PROBLEM: Below are some records. Copy every line in them that holds "Core".

======== INFORMATION PROVIDED

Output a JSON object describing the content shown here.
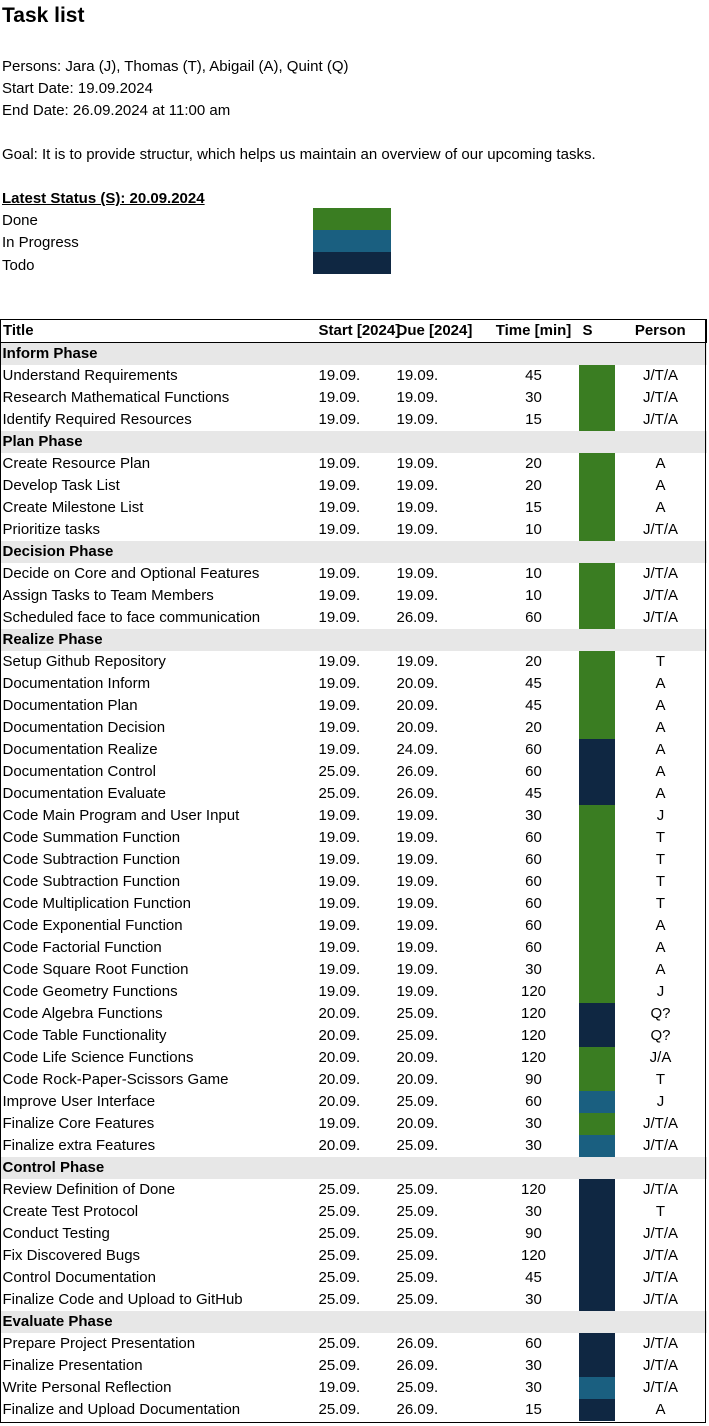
{
  "title": "Task list",
  "persons": "Persons: Jara (J), Thomas (T), Abigail (A), Quint (Q)",
  "start_date": "Start Date: 19.09.2024",
  "end_date": "End Date: 26.09.2024 at 11:00 am",
  "goal": "Goal: It is to provide structur, which helps us maintain an overview of our upcoming tasks.",
  "status": {
    "heading": "Latest Status (S): 20.09.2024",
    "colors": {
      "done": "#3a7d22",
      "in_progress": "#1a5f80",
      "todo": "#0f2742"
    },
    "legend": [
      "Done",
      "In Progress",
      "Todo"
    ]
  },
  "table": {
    "headers": [
      "Title",
      "Start [2024]",
      "Due [2024]",
      "Time [min]",
      "S",
      "Person"
    ],
    "sections": [
      {
        "phase": "Inform Phase",
        "rows": [
          {
            "title": "Understand Requirements",
            "start": "19.09.",
            "due": "19.09.",
            "time": "45",
            "s": "done",
            "person": "J/T/A"
          },
          {
            "title": "Research Mathematical Functions",
            "start": "19.09.",
            "due": "19.09.",
            "time": "30",
            "s": "done",
            "person": "J/T/A"
          },
          {
            "title": "Identify Required Resources",
            "start": "19.09.",
            "due": "19.09.",
            "time": "15",
            "s": "done",
            "person": "J/T/A"
          }
        ]
      },
      {
        "phase": "Plan Phase",
        "rows": [
          {
            "title": "Create Resource Plan",
            "start": "19.09.",
            "due": "19.09.",
            "time": "20",
            "s": "done",
            "person": "A"
          },
          {
            "title": "Develop Task List",
            "start": "19.09.",
            "due": "19.09.",
            "time": "20",
            "s": "done",
            "person": "A"
          },
          {
            "title": "Create Milestone List",
            "start": "19.09.",
            "due": "19.09.",
            "time": "15",
            "s": "done",
            "person": "A"
          },
          {
            "title": "Prioritize tasks",
            "start": "19.09.",
            "due": "19.09.",
            "time": "10",
            "s": "done",
            "person": "J/T/A"
          }
        ]
      },
      {
        "phase": "Decision Phase",
        "rows": [
          {
            "title": "Decide on Core and Optional Features",
            "start": "19.09.",
            "due": "19.09.",
            "time": "10",
            "s": "done",
            "person": "J/T/A"
          },
          {
            "title": "Assign Tasks to Team Members",
            "start": "19.09.",
            "due": "19.09.",
            "time": "10",
            "s": "done",
            "person": "J/T/A"
          },
          {
            "title": "Scheduled face to face communication",
            "start": "19.09.",
            "due": "26.09.",
            "time": "60",
            "s": "done",
            "person": "J/T/A"
          }
        ]
      },
      {
        "phase": "Realize Phase",
        "rows": [
          {
            "title": "Setup Github Repository",
            "start": "19.09.",
            "due": "19.09.",
            "time": "20",
            "s": "done",
            "person": "T"
          },
          {
            "title": "Documentation Inform",
            "start": "19.09.",
            "due": "20.09.",
            "time": "45",
            "s": "done",
            "person": "A"
          },
          {
            "title": "Documentation Plan",
            "start": "19.09.",
            "due": "20.09.",
            "time": "45",
            "s": "done",
            "person": "A"
          },
          {
            "title": "Documentation Decision",
            "start": "19.09.",
            "due": "20.09.",
            "time": "20",
            "s": "done",
            "person": "A"
          },
          {
            "title": "Documentation Realize",
            "start": "19.09.",
            "due": "24.09.",
            "time": "60",
            "s": "todo",
            "person": "A"
          },
          {
            "title": "Documentation Control",
            "start": "25.09.",
            "due": "26.09.",
            "time": "60",
            "s": "todo",
            "person": "A"
          },
          {
            "title": "Documentation Evaluate",
            "start": "25.09.",
            "due": "26.09.",
            "time": "45",
            "s": "todo",
            "person": "A"
          },
          {
            "title": "Code Main Program and User Input",
            "start": "19.09.",
            "due": "19.09.",
            "time": "30",
            "s": "done",
            "person": "J"
          },
          {
            "title": "Code Summation Function",
            "start": "19.09.",
            "due": "19.09.",
            "time": "60",
            "s": "done",
            "person": "T"
          },
          {
            "title": "Code Subtraction Function",
            "start": "19.09.",
            "due": "19.09.",
            "time": "60",
            "s": "done",
            "person": "T"
          },
          {
            "title": "Code Subtraction Function",
            "start": "19.09.",
            "due": "19.09.",
            "time": "60",
            "s": "done",
            "person": "T"
          },
          {
            "title": "Code Multiplication Function",
            "start": "19.09.",
            "due": "19.09.",
            "time": "60",
            "s": "done",
            "person": "T"
          },
          {
            "title": "Code Exponential Function",
            "start": "19.09.",
            "due": "19.09.",
            "time": "60",
            "s": "done",
            "person": "A"
          },
          {
            "title": "Code Factorial Function",
            "start": "19.09.",
            "due": "19.09.",
            "time": "60",
            "s": "done",
            "person": "A"
          },
          {
            "title": "Code Square Root Function",
            "start": "19.09.",
            "due": "19.09.",
            "time": "30",
            "s": "done",
            "person": "A"
          },
          {
            "title": "Code Geometry Functions",
            "start": "19.09.",
            "due": "19.09.",
            "time": "120",
            "s": "done",
            "person": "J"
          },
          {
            "title": "Code Algebra Functions",
            "start": "20.09.",
            "due": "25.09.",
            "time": "120",
            "s": "todo",
            "person": "Q?"
          },
          {
            "title": "Code Table Functionality",
            "start": "20.09.",
            "due": "25.09.",
            "time": "120",
            "s": "todo",
            "person": "Q?"
          },
          {
            "title": "Code Life Science Functions",
            "start": "20.09.",
            "due": "20.09.",
            "time": "120",
            "s": "done",
            "person": "J/A"
          },
          {
            "title": "Code Rock-Paper-Scissors Game",
            "start": "20.09.",
            "due": "20.09.",
            "time": "90",
            "s": "done",
            "person": "T"
          },
          {
            "title": "Improve User Interface",
            "start": "20.09.",
            "due": "25.09.",
            "time": "60",
            "s": "in_progress",
            "person": "J"
          },
          {
            "title": "Finalize Core Features",
            "start": "19.09.",
            "due": "20.09.",
            "time": "30",
            "s": "done",
            "person": "J/T/A"
          },
          {
            "title": "Finalize extra Features",
            "start": "20.09.",
            "due": "25.09.",
            "time": "30",
            "s": "in_progress",
            "person": "J/T/A"
          }
        ]
      },
      {
        "phase": "Control Phase",
        "rows": [
          {
            "title": "Review Definition of Done",
            "start": "25.09.",
            "due": "25.09.",
            "time": "120",
            "s": "todo",
            "person": "J/T/A"
          },
          {
            "title": "Create Test Protocol",
            "start": "25.09.",
            "due": "25.09.",
            "time": "30",
            "s": "todo",
            "person": "T"
          },
          {
            "title": "Conduct Testing",
            "start": "25.09.",
            "due": "25.09.",
            "time": "90",
            "s": "todo",
            "person": "J/T/A"
          },
          {
            "title": "Fix Discovered Bugs",
            "start": "25.09.",
            "due": "25.09.",
            "time": "120",
            "s": "todo",
            "person": "J/T/A"
          },
          {
            "title": "Control Documentation",
            "start": "25.09.",
            "due": "25.09.",
            "time": "45",
            "s": "todo",
            "person": "J/T/A"
          },
          {
            "title": "Finalize Code and Upload to GitHub",
            "start": "25.09.",
            "due": "25.09.",
            "time": "30",
            "s": "todo",
            "person": "J/T/A"
          }
        ]
      },
      {
        "phase": "Evaluate Phase",
        "rows": [
          {
            "title": "Prepare Project Presentation",
            "start": "25.09.",
            "due": "26.09.",
            "time": "60",
            "s": "todo",
            "person": "J/T/A"
          },
          {
            "title": "Finalize Presentation",
            "start": "25.09.",
            "due": "26.09.",
            "time": "30",
            "s": "todo",
            "person": "J/T/A"
          },
          {
            "title": "Write Personal Reflection",
            "start": "19.09.",
            "due": "25.09.",
            "time": "30",
            "s": "in_progress",
            "person": "J/T/A"
          },
          {
            "title": "Finalize and Upload Documentation",
            "start": "25.09.",
            "due": "26.09.",
            "time": "15",
            "s": "todo",
            "person": "A"
          }
        ]
      }
    ]
  }
}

================

COMPLETED TASK:
            "title": "Decide on Core and Optional Features",
            "title": "Finalize Core Features",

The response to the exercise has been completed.